After searching around for a while I found that the most elegant open source approach is by far Proland. It offers many advantages such as having a Deformation class that can be applied to a specific terrain, this allows all the code related to planet rendering to be backward compatible with a regular planar terrain approach.
One of the big challenge to make this approach ready for modern games was to change the rendering type from forward to deferred, this requires a couple of small tricks in order to acheive acceptable results. The firt step is to render the depth, color and normals into a gbuffer, and process the lighting in a post process pass. In order to properly apply the atmosphere lighting I had to rebuild the word space position from the depth buffer. Since the actual camera position exceeds the floating point precision, I rebuild the position using a view matrix that is not translated and add the translation after. The main difficulty I encountered was that now that the position were rebuilt from the depth buffer, I had major precision artifacts in the far view. In order to fix this I split the view frustum into two parts, the near view uses deferred rendering, and the far view uses forward rendering, this way the objects inside the near view have the lighting applied to them without having to modify their original shaders. I expected a major seam artifact at the split location but suprisingly it’s not even visible, meaning that the information rebuilt in the deferred stage is accurate.
Cascaded Shadow Mapping:
At first I tried to implement VSM but unfortunately, the performance I got were actually worse than regular PCF. So in the end I went with Deferred Cascaded PCF Shadow Mapping, I also finally got the shadows to stop flickering when moving by rounding the shadow projection matrix in texel space, a very small but effective tweak.
local rounded_origin = math.round(origin) local round_offset = (rounded_origin - origin) * (2.0 / self.resolution_) round_offset.z = 0.0 round_offset.w = 0.0 sun_proj:set(3, sun_proj:get(3) + round_offset)
I implemented HBAO, and combined with a bilateral blur you get a very decent ambient occlusion approximation.

+++

- _PARTS OF THE EXERCISE_:
- 1) In the planet rendering text, why was the view frustum split into a deferred near part and a forward far part? Answer in one to three sentences.
- 2) Carry the planet rendering text forward from its last sentence.
The lines after this point are separate material and have nothing to do with the planet rendering text.

Document layout analysis data:

+++

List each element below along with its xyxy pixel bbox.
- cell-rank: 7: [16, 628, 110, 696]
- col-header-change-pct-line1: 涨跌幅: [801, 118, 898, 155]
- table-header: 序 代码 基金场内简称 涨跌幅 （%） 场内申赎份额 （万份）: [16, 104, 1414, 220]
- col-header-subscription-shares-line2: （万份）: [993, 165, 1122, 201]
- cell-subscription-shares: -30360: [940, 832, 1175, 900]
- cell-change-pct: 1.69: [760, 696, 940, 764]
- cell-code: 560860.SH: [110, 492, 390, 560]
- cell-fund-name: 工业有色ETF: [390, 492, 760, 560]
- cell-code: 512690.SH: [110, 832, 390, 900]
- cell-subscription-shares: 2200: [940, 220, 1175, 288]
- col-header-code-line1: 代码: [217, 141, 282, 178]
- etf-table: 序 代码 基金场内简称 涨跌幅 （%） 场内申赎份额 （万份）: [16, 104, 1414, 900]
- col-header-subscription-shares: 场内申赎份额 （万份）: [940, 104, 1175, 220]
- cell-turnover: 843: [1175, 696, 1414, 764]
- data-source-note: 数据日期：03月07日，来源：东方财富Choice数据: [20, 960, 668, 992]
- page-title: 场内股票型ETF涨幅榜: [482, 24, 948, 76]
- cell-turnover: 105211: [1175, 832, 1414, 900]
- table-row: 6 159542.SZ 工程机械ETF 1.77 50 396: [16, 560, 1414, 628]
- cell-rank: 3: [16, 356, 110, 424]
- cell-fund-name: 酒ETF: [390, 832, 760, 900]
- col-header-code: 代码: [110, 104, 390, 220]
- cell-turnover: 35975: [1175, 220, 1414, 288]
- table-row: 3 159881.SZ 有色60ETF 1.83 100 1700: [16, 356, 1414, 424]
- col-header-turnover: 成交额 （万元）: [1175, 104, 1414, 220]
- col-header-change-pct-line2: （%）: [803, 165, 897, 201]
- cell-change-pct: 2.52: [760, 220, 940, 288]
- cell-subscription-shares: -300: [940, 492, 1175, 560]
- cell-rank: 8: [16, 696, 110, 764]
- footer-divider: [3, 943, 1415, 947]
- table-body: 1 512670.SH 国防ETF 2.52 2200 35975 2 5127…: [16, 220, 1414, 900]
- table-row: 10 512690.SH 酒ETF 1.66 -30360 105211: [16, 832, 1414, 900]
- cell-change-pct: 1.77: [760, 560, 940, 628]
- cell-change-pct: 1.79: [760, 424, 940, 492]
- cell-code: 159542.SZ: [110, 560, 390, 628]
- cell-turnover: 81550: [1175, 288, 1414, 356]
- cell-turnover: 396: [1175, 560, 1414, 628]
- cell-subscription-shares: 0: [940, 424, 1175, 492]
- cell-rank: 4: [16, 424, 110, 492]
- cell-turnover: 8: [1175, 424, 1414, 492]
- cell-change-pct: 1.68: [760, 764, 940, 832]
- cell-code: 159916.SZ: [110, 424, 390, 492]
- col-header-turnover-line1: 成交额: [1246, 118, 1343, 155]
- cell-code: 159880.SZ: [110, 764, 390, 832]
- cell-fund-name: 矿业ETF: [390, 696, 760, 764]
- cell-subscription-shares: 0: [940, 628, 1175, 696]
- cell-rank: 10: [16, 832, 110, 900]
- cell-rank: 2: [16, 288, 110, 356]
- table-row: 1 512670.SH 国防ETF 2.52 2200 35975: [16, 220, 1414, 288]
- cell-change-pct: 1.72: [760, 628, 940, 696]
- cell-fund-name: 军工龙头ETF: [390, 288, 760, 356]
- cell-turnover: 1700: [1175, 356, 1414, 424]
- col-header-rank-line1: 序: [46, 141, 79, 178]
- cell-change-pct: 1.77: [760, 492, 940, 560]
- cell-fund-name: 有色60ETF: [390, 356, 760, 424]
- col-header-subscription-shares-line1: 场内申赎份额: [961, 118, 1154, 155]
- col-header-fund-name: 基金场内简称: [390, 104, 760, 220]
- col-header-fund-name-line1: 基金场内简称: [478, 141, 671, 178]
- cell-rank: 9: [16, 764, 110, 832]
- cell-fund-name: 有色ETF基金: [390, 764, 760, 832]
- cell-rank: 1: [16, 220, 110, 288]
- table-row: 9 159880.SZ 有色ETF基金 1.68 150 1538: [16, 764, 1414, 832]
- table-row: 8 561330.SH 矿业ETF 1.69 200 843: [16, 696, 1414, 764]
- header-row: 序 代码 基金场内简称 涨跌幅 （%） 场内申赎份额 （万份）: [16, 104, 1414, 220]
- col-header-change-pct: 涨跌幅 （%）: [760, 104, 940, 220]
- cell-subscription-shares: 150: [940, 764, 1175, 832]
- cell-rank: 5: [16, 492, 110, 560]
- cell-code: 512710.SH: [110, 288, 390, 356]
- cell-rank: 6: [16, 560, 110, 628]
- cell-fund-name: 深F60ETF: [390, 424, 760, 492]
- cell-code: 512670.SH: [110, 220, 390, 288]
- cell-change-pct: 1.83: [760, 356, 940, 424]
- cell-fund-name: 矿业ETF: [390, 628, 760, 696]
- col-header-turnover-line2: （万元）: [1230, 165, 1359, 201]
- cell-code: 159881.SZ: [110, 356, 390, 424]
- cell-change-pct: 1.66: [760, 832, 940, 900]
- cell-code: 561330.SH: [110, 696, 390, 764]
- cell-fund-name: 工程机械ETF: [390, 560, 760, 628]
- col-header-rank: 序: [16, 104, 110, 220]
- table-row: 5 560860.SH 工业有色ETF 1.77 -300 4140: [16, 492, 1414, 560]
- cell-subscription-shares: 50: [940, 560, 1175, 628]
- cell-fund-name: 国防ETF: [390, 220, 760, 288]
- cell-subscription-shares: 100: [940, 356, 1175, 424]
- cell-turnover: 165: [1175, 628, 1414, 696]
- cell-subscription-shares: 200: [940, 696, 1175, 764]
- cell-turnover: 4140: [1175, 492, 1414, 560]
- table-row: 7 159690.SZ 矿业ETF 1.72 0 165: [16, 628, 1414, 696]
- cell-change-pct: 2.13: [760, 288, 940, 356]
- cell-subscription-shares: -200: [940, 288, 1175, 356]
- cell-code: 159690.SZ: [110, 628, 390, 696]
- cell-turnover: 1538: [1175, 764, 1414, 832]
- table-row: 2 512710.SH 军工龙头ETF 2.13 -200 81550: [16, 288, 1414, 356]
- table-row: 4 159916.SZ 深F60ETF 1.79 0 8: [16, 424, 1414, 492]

+++

- _RESULTS IN ORDER_:
- 1) Rebuilding positions from the depth buffer caused major precision artifacts in the far view. To fix this, the near view uses deferred rendering and the far view uses forward rendering. Objects in the near view still get lighting without any change to their original shaders.

- 2)
Pseudo Lens Flare:
John Chapman framework code is another base I used, mainly for the camera code and the HDR post processing. This effect coupled with motion blur really gives you the feeling that you are seeing the world trough a camera lens, and it’s actually a good thing in a context where you are seeing the world trough a screen. This effect is generated and then applied at the very end of post processing.
Subpixel Morphological Antialiasing:
Not much to say here, you input a render texture and get a antialiased output.
If you are further interested in planet rendering I would strongly recommend taking a look at Proland publications page, Outerra blog, and Making Worlds by Steven Wittens. I included the scripting side code, keep in mind that this code is in no way release ready nor properly commented, just some work in progress.
Hi, I looked at your videos about the artifacts you were getting, and I am having the same artifacts in your ocean implementation, it appears when the camera is slightly under the surface. Can you explain a little bit what was the cause, and how you solved the problem?
Hey, nice to see you got it working. I’m not really sure what the exact cause is, but to fix it, I enable glEnable(GL_CULL_FACE) and just flip the ocean grid when I know that the camera position is under the ocean level. It works pretty well, although I’m sure there’s a better way to handle this.